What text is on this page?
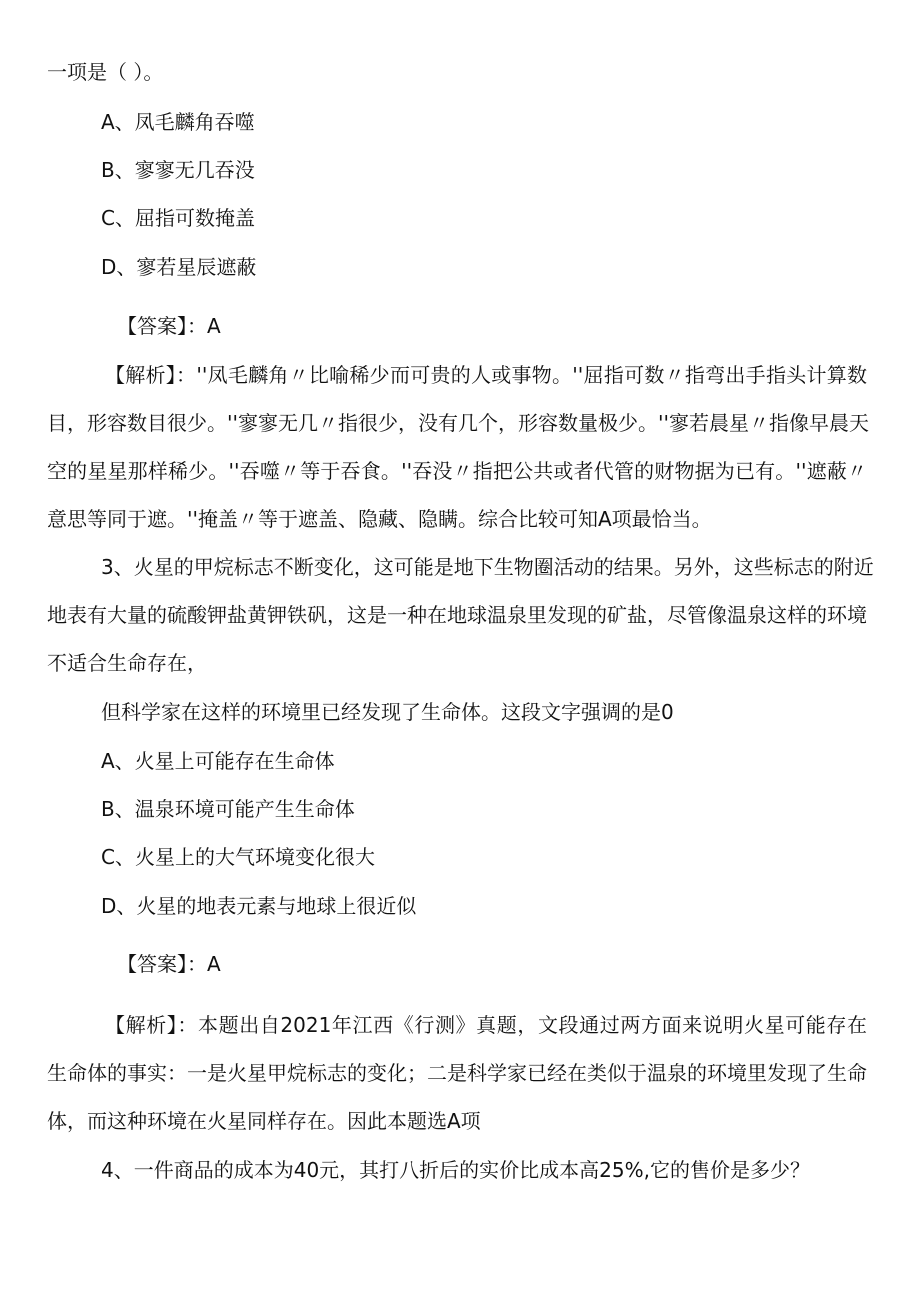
一项是（ ）。
A、凤毛麟角吞噬
B、寥寥无几吞没
C、屈指可数掩盖
D、寥若星辰遮蔽
【答案】：A
【解析】：''凤毛麟角〃比喻稀少而可贵的人或事物。''屈指可数〃指弯出手指头计算数
目，形容数目很少。''寥寥无几〃指很少，没有几个，形容数量极少。''寥若晨星〃指像早晨天
空的星星那样稀少。''吞噬〃等于吞食。''吞没〃指把公共或者代管的财物据为已有。''遮蔽〃
意思等同于遮。''掩盖〃等于遮盖、隐藏、隐瞒。综合比较可知A项最恰当。
3、火星的甲烷标志不断变化，这可能是地下生物圈活动的结果。另外，这些标志的附近
地表有大量的硫酸钾盐黄钾铁矾，这是一种在地球温泉里发现的矿盐，尽管像温泉这样的环境
不适合生命存在，
但科学家在这样的环境里已经发现了生命体。这段文字强调的是0
A、火星上可能存在生命体
B、温泉环境可能产生生命体
C、火星上的大气环境变化很大
D、火星的地表元素与地球上很近似
【答案】：A
【解析】：本题出自2021年江西《行测》真题，文段通过两方面来说明火星可能存在
生命体的事实：一是火星甲烷标志的变化；二是科学家已经在类似于温泉的环境里发现了生命
体，而这种环境在火星同样存在。因此本题选A项
4、一件商品的成本为40元，其打八折后的实价比成本高25%,它的售价是多少？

········

■ **Challenge**: Return the full material word for word. Do not include the pictures.

■ **Worked answer**:
What text is on this page?
一项是（ ）。
A、凤毛麟角吞噬
B、寥寥无几吞没
C、屈指可数掩盖
D、寥若星辰遮蔽
【答案】：A
【解析】：''凤毛麟角〃比喻稀少而可贵的人或事物。''屈指可数〃指弯出手指头计算数
目，形容数目很少。''寥寥无几〃指很少，没有几个，形容数量极少。''寥若晨星〃指像早晨天
空的星星那样稀少。''吞噬〃等于吞食。''吞没〃指把公共或者代管的财物据为已有。''遮蔽〃
意思等同于遮。''掩盖〃等于遮盖、隐藏、隐瞒。综合比较可知A项最恰当。
3、火星的甲烷标志不断变化，这可能是地下生物圈活动的结果。另外，这些标志的附近
地表有大量的硫酸钾盐黄钾铁矾，这是一种在地球温泉里发现的矿盐，尽管像温泉这样的环境
不适合生命存在，
但科学家在这样的环境里已经发现了生命体。这段文字强调的是0
A、火星上可能存在生命体
B、温泉环境可能产生生命体
C、火星上的大气环境变化很大
D、火星的地表元素与地球上很近似
【答案】：A
【解析】：本题出自2021年江西《行测》真题，文段通过两方面来说明火星可能存在
生命体的事实：一是火星甲烷标志的变化；二是科学家已经在类似于温泉的环境里发现了生命
体，而这种环境在火星同样存在。因此本题选A项
4、一件商品的成本为40元，其打八折后的实价比成本高25%,它的售价是多少？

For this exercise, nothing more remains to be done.